* _Problem to solve_
Look through the data for the string "Extract". Copy every line where it is found.

[Figure collection entries]

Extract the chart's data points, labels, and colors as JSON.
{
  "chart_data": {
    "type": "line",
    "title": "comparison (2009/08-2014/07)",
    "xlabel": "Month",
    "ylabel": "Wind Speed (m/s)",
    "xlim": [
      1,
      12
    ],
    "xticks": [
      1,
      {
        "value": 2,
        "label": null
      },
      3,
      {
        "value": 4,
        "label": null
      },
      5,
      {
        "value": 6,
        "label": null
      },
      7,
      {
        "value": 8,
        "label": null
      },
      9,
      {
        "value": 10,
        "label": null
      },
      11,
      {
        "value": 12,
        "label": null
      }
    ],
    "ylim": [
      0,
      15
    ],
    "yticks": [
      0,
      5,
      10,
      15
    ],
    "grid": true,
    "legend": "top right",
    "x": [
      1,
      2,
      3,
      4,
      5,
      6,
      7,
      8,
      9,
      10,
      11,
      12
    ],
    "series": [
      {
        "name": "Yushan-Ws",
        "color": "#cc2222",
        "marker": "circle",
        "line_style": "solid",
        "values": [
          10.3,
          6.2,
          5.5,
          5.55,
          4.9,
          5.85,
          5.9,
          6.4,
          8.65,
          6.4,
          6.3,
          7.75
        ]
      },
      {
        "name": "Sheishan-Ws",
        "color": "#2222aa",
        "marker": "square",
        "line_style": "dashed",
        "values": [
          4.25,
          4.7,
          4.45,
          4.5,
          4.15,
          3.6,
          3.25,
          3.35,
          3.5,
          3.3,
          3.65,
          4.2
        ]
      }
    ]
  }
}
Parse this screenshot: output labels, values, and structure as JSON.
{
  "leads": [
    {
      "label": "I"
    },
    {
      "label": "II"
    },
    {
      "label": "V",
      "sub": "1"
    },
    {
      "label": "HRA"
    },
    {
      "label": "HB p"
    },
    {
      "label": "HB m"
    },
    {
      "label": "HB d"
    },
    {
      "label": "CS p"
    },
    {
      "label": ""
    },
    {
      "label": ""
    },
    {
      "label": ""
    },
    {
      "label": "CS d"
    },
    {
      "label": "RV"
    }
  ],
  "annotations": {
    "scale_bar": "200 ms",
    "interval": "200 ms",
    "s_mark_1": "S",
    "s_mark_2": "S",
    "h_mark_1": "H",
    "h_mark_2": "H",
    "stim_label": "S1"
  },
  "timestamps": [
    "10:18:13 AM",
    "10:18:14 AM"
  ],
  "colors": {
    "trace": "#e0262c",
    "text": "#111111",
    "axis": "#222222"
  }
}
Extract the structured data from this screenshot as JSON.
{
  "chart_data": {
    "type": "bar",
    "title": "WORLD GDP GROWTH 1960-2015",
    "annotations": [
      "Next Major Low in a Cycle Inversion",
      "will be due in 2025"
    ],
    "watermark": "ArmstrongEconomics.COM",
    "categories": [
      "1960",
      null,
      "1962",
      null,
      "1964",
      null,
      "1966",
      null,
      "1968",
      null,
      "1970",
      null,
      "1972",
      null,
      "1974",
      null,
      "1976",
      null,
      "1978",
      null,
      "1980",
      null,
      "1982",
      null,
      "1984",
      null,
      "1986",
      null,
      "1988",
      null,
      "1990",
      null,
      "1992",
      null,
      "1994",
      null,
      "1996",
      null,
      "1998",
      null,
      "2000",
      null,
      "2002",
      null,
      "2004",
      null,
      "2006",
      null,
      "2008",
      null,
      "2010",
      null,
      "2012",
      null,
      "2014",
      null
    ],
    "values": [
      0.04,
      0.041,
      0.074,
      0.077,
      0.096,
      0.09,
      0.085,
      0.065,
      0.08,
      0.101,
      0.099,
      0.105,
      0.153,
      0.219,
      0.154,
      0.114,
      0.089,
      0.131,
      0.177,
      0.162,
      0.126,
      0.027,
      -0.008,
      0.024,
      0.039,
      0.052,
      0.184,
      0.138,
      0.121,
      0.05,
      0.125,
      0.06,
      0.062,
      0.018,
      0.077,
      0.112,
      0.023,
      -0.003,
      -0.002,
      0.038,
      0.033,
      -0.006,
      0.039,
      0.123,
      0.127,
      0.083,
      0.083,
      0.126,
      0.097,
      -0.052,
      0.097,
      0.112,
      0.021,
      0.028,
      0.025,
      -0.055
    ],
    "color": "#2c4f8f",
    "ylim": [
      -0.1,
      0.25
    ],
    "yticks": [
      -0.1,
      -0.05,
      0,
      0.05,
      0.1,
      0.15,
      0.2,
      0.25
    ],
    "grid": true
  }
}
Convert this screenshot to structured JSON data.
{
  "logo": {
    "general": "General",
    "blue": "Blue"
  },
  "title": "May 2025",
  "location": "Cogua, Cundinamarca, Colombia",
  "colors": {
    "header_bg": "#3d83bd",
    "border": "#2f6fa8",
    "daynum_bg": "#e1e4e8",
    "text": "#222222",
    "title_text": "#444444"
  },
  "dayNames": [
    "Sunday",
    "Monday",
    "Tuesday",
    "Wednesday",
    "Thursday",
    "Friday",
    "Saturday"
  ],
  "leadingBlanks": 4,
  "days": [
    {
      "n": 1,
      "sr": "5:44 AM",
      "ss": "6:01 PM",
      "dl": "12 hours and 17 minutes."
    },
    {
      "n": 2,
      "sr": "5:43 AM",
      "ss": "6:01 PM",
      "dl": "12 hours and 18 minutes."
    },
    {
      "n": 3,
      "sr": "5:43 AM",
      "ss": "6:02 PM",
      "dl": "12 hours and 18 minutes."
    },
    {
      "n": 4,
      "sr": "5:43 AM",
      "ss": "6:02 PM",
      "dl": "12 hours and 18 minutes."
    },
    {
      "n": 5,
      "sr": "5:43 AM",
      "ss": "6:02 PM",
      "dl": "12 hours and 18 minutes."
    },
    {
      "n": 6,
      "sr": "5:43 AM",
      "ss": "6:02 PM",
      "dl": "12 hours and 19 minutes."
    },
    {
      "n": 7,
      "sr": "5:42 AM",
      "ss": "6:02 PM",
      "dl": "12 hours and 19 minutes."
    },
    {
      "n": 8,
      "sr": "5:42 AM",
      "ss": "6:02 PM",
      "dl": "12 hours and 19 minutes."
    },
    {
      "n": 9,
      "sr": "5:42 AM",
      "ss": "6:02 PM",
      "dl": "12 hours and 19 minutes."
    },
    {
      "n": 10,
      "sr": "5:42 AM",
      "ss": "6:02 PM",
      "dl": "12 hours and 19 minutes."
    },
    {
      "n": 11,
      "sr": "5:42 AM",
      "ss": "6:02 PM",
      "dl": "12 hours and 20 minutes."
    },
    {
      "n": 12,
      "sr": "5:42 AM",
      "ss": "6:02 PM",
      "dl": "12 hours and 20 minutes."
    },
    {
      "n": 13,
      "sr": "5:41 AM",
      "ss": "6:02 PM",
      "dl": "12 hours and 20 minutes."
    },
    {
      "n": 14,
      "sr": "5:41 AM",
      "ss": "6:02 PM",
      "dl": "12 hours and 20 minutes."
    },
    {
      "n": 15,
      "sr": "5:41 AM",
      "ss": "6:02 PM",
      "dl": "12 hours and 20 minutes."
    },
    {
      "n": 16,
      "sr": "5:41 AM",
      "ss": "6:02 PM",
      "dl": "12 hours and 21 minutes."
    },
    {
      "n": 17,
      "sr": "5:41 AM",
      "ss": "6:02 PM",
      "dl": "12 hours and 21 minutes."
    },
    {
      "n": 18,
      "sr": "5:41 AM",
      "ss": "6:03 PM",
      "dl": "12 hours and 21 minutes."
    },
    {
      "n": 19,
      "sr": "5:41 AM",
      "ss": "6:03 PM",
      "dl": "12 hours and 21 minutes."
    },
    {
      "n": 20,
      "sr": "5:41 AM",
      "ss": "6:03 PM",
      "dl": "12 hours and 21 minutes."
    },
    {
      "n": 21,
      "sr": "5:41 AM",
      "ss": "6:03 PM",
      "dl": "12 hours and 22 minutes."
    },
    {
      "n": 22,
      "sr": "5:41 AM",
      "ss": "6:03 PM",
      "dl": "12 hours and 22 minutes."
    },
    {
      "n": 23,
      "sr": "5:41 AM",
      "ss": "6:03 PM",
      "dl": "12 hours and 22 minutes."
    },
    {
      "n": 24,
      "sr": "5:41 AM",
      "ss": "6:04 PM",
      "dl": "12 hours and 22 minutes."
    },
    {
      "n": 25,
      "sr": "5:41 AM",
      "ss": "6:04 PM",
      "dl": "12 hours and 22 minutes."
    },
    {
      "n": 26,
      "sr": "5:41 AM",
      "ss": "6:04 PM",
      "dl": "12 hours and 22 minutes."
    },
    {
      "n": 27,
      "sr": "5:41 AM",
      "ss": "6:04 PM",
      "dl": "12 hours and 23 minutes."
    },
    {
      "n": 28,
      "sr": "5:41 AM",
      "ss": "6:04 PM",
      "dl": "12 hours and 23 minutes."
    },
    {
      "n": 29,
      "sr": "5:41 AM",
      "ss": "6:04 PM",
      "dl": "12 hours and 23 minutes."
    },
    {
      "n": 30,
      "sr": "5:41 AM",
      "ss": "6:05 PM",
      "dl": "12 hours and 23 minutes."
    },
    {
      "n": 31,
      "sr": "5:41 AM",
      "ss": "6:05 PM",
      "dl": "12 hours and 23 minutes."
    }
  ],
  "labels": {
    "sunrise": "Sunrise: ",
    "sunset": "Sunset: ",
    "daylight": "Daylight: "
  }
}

* _Output of the task_
Extract the chart's data points, labels, and colors as JSON.
Extract the structured data from this screenshot as JSON.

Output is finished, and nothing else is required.